• [Data for this exercise]:
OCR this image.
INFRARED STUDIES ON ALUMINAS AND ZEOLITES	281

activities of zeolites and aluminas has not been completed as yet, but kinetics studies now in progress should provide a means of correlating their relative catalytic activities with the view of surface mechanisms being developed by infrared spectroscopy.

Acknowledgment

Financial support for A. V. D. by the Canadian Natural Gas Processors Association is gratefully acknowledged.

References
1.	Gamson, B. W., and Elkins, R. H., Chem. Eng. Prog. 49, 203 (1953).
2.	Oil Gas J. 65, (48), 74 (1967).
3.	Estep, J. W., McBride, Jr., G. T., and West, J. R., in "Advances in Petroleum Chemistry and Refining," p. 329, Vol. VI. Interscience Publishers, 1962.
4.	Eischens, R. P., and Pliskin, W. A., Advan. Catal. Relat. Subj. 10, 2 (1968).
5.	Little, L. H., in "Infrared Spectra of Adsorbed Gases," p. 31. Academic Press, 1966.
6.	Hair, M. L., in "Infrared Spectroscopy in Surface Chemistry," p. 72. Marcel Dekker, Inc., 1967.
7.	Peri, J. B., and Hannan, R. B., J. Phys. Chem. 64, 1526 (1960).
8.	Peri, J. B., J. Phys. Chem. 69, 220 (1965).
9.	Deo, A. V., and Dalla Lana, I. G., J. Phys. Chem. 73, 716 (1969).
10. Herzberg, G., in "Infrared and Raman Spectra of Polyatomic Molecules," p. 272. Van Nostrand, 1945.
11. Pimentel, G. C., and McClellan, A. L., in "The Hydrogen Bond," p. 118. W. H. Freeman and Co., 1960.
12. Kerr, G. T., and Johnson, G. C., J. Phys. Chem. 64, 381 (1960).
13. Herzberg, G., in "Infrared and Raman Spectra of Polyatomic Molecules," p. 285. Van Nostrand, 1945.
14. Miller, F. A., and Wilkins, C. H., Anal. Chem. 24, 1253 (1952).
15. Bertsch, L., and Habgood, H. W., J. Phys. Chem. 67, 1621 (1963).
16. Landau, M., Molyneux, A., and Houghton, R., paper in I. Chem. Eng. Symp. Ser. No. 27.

• [Your goal]: For each line of the entries that includes "Raman", show that line.

• [Result of the exercise]:
10. Herzberg, G., in "Infrared and Raman Spectra of Polyatomic Molecules," p. 272. Van Nostrand, 1945.
13. Herzberg, G., in "Infrared and Raman Spectra of Polyatomic Molecules," p. 285. Van Nostrand, 1945.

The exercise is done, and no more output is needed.